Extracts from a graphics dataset

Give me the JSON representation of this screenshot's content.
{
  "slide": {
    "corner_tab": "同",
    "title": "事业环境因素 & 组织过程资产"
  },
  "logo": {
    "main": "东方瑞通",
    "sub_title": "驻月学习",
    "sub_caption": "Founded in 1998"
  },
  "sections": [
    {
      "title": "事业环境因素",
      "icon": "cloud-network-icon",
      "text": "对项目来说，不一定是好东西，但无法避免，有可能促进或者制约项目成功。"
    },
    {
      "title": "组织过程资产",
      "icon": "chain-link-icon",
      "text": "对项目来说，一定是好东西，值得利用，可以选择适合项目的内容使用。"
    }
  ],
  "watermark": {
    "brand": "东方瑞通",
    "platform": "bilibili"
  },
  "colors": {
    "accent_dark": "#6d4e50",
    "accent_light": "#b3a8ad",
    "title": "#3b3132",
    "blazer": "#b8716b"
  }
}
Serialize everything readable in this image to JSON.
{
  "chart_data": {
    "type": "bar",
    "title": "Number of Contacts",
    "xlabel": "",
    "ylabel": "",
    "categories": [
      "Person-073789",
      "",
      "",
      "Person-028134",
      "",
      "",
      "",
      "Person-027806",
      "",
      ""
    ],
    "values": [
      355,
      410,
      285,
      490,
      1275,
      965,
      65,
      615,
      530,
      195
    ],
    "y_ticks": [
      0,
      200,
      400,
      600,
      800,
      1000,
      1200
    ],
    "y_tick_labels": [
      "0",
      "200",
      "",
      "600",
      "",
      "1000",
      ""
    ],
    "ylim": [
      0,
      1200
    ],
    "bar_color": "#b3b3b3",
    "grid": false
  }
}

▸ **Aim**
Identify the lines in the entries above that contain "text", then copy them out.

▸ **Task answer**
      "text": "对项目来说，不一定是好东西，但无法避免，有可能促进或者制约项目成功。"
      "text": "对项目来说，一定是好东西，值得利用，可以选择适合项目的内容使用。"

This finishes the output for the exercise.